#### [Exercise]
Write the data out again, character for character, with no images.

[Entries from a visual dataset]
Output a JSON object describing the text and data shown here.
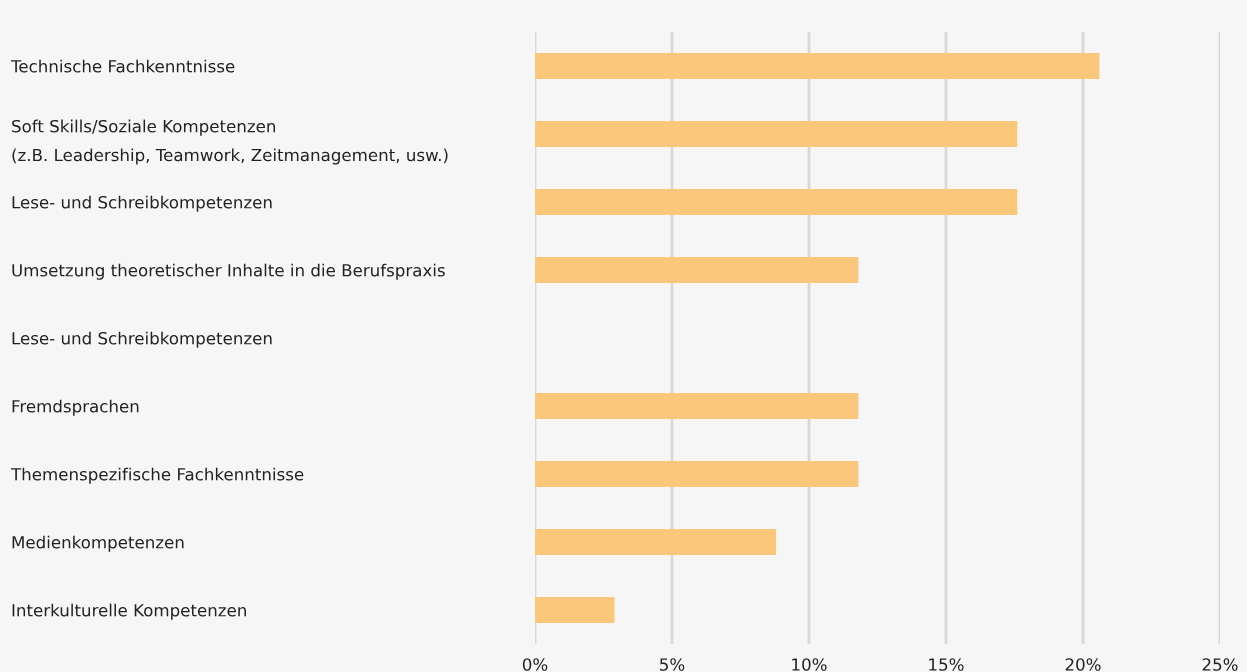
{
  "chart_data": {
    "type": "bar",
    "orientation": "horizontal",
    "categories": [
      "Technische Fachkenntnisse",
      "Soft Skills/Soziale Kompetenzen\n(z.B. Leadership, Teamwork, Zeitmanagement, usw.)",
      "Lese- und Schreibkompetenzen",
      "Umsetzung theoretischer Inhalte in die Berufspraxis",
      "Lese- und Schreibkompetenzen",
      "Fremdsprachen",
      "Themenspezifische Fachkenntnisse",
      "Medienkompetenzen",
      "Interkulturelle Kompetenzen"
    ],
    "values": [
      20.6,
      17.6,
      17.6,
      11.8,
      null,
      11.8,
      11.8,
      8.8,
      2.9
    ],
    "color": "#fbc77a",
    "xlim": [
      0,
      25
    ],
    "xticks": [
      {
        "value": 0,
        "label": "0%"
      },
      {
        "value": 5,
        "label": "5%"
      },
      {
        "value": 10,
        "label": "10%"
      },
      {
        "value": 15,
        "label": "15%"
      },
      {
        "value": 20,
        "label": "20%"
      },
      {
        "value": 25,
        "label": "25%"
      }
    ],
    "grid": "x"
  }
}
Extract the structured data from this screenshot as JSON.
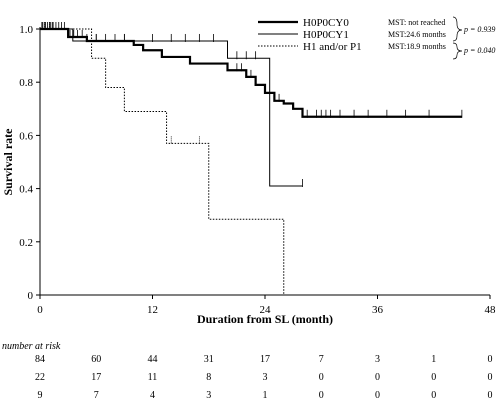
{
  "chart_data": {
    "type": "line",
    "title": "",
    "xlabel": "Duration from SL (month)",
    "ylabel": "Survival rate",
    "xlim": [
      0,
      48
    ],
    "ylim": [
      0,
      1.0
    ],
    "xticks": [
      0,
      12,
      24,
      36,
      48
    ],
    "yticks": [
      0,
      0.2,
      0.4,
      0.6,
      0.8,
      1.0
    ],
    "xtick_labels": [
      "0",
      "12",
      "24",
      "36",
      "48"
    ],
    "ytick_labels": [
      "0",
      "0.2",
      "0.4",
      "0.6",
      "0.8",
      "1.0"
    ],
    "grid": false,
    "legend_position": "top-right",
    "series": [
      {
        "name": "H0P0CY0",
        "style": "thick-solid",
        "steps": [
          [
            0,
            1.0
          ],
          [
            3,
            0.97
          ],
          [
            5,
            0.955
          ],
          [
            10,
            0.94
          ],
          [
            11,
            0.92
          ],
          [
            13,
            0.895
          ],
          [
            16,
            0.87
          ],
          [
            20,
            0.845
          ],
          [
            22,
            0.82
          ],
          [
            23,
            0.79
          ],
          [
            24,
            0.76
          ],
          [
            25,
            0.73
          ],
          [
            26,
            0.72
          ],
          [
            27,
            0.7
          ],
          [
            28,
            0.67
          ],
          [
            45,
            0.67
          ]
        ],
        "censored": [
          0.2,
          0.5,
          0.8,
          1.1,
          1.4,
          1.7,
          2.0,
          2.3,
          2.6,
          3.2,
          3.6,
          4.0,
          4.5,
          5.0,
          6.0,
          7.0,
          8.0,
          9.0,
          21.0,
          21.5,
          22.5,
          23.0,
          25.5,
          28.5,
          29.5,
          30.0,
          30.5,
          31.0,
          32.0,
          33.5,
          35.0,
          37.0,
          39.0,
          41.5,
          45.0
        ]
      },
      {
        "name": "H0P0CY1",
        "style": "thin-solid",
        "steps": [
          [
            0,
            1.0
          ],
          [
            3.5,
            0.955
          ],
          [
            20,
            0.89
          ],
          [
            24.5,
            0.41
          ],
          [
            28,
            0.41
          ]
        ],
        "censored": [
          0.3,
          0.6,
          1.0,
          1.3,
          6.0,
          9.0,
          12.0,
          14.0,
          15.5,
          17.0,
          18.5,
          21.0,
          22.0,
          23.0,
          28.0
        ]
      },
      {
        "name": "H1 and/or P1",
        "style": "dotted",
        "steps": [
          [
            0,
            1.0
          ],
          [
            5.5,
            0.89
          ],
          [
            7,
            0.78
          ],
          [
            9,
            0.69
          ],
          [
            13.5,
            0.57
          ],
          [
            18,
            0.285
          ],
          [
            26,
            0.0
          ]
        ],
        "censored": [
          0.5,
          1.0,
          14.0,
          17.0
        ]
      }
    ],
    "annotations": {
      "mst": [
        "MST: not reached",
        "MST:24.6 months",
        "MST:18.9 months"
      ],
      "p_values": [
        "p = 0.939",
        "p = 0.040"
      ]
    }
  },
  "risk_table": {
    "title": "number at risk",
    "time_points": [
      0,
      6,
      12,
      18,
      24,
      30,
      36,
      42,
      48
    ],
    "rows": [
      {
        "values": [
          "84",
          "60",
          "44",
          "31",
          "17",
          "7",
          "3",
          "1",
          "0"
        ]
      },
      {
        "values": [
          "22",
          "17",
          "11",
          "8",
          "3",
          "0",
          "0",
          "0",
          "0"
        ]
      },
      {
        "values": [
          "9",
          "7",
          "4",
          "3",
          "1",
          "0",
          "0",
          "0",
          "0"
        ]
      }
    ]
  }
}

#### [Final result]
Output a JSON object describing the text and data shown here.
{
  "chart_data": {
    "type": "bar",
    "orientation": "horizontal",
    "categories": [
      "Technische Fachkenntnisse",
      "Soft Skills/Soziale Kompetenzen\n(z.B. Leadership, Teamwork, Zeitmanagement, usw.)",
      "Lese- und Schreibkompetenzen",
      "Umsetzung theoretischer Inhalte in die Berufspraxis",
      "Lese- und Schreibkompetenzen",
      "Fremdsprachen",
      "Themenspezifische Fachkenntnisse",
      "Medienkompetenzen",
      "Interkulturelle Kompetenzen"
    ],
    "values": [
      20.6,
      17.6,
      17.6,
      11.8,
      null,
      11.8,
      11.8,
      8.8,
      2.9
    ],
    "color": "#fbc77a",
    "xlim": [
      0,
      25
    ],
    "xticks": [
      {
        "value": 0,
        "label": "0%"
      },
      {
        "value": 5,
        "label": "5%"
      },
      {
        "value": 10,
        "label": "10%"
      },
      {
        "value": 15,
        "label": "15%"
      },
      {
        "value": 20,
        "label": "20%"
      },
      {
        "value": 25,
        "label": "25%"
      }
    ],
    "grid": "x"
  }
}
Extract the structured data from this screenshot as JSON.
{
  "chart_data": {
    "type": "line",
    "title": "",
    "xlabel": "Duration from SL (month)",
    "ylabel": "Survival rate",
    "xlim": [
      0,
      48
    ],
    "ylim": [
      0,
      1.0
    ],
    "xticks": [
      0,
      12,
      24,
      36,
      48
    ],
    "yticks": [
      0,
      0.2,
      0.4,
      0.6,
      0.8,
      1.0
    ],
    "xtick_labels": [
      "0",
      "12",
      "24",
      "36",
      "48"
    ],
    "ytick_labels": [
      "0",
      "0.2",
      "0.4",
      "0.6",
      "0.8",
      "1.0"
    ],
    "grid": false,
    "legend_position": "top-right",
    "series": [
      {
        "name": "H0P0CY0",
        "style": "thick-solid",
        "steps": [
          [
            0,
            1.0
          ],
          [
            3,
            0.97
          ],
          [
            5,
            0.955
          ],
          [
            10,
            0.94
          ],
          [
            11,
            0.92
          ],
          [
            13,
            0.895
          ],
          [
            16,
            0.87
          ],
          [
            20,
            0.845
          ],
          [
            22,
            0.82
          ],
          [
            23,
            0.79
          ],
          [
            24,
            0.76
          ],
          [
            25,
            0.73
          ],
          [
            26,
            0.72
          ],
          [
            27,
            0.7
          ],
          [
            28,
            0.67
          ],
          [
            45,
            0.67
          ]
        ],
        "censored": [
          0.2,
          0.5,
          0.8,
          1.1,
          1.4,
          1.7,
          2.0,
          2.3,
          2.6,
          3.2,
          3.6,
          4.0,
          4.5,
          5.0,
          6.0,
          7.0,
          8.0,
          9.0,
          21.0,
          21.5,
          22.5,
          23.0,
          25.5,
          28.5,
          29.5,
          30.0,
          30.5,
          31.0,
          32.0,
          33.5,
          35.0,
          37.0,
          39.0,
          41.5,
          45.0
        ]
      },
      {
        "name": "H0P0CY1",
        "style": "thin-solid",
        "steps": [
          [
            0,
            1.0
          ],
          [
            3.5,
            0.955
          ],
          [
            20,
            0.89
          ],
          [
            24.5,
            0.41
          ],
          [
            28,
            0.41
          ]
        ],
        "censored": [
          0.3,
          0.6,
          1.0,
          1.3,
          6.0,
          9.0,
          12.0,
          14.0,
          15.5,
          17.0,
          18.5,
          21.0,
          22.0,
          23.0,
          28.0
        ]
      },
      {
        "name": "H1 and/or P1",
        "style": "dotted",
        "steps": [
          [
            0,
            1.0
          ],
          [
            5.5,
            0.89
          ],
          [
            7,
            0.78
          ],
          [
            9,
            0.69
          ],
          [
            13.5,
            0.57
          ],
          [
            18,
            0.285
          ],
          [
            26,
            0.0
          ]
        ],
        "censored": [
          0.5,
          1.0,
          14.0,
          17.0
        ]
      }
    ],
    "annotations": {
      "mst": [
        "MST: not reached",
        "MST:24.6 months",
        "MST:18.9 months"
      ],
      "p_values": [
        "p = 0.939",
        "p = 0.040"
      ]
    }
  },
  "risk_table": {
    "title": "number at risk",
    "time_points": [
      0,
      6,
      12,
      18,
      24,
      30,
      36,
      42,
      48
    ],
    "rows": [
      {
        "values": [
          "84",
          "60",
          "44",
          "31",
          "17",
          "7",
          "3",
          "1",
          "0"
        ]
      },
      {
        "values": [
          "22",
          "17",
          "11",
          "8",
          "3",
          "0",
          "0",
          "0",
          "0"
        ]
      },
      {
        "values": [
          "9",
          "7",
          "4",
          "3",
          "1",
          "0",
          "0",
          "0",
          "0"
        ]
      }
    ]
  }
}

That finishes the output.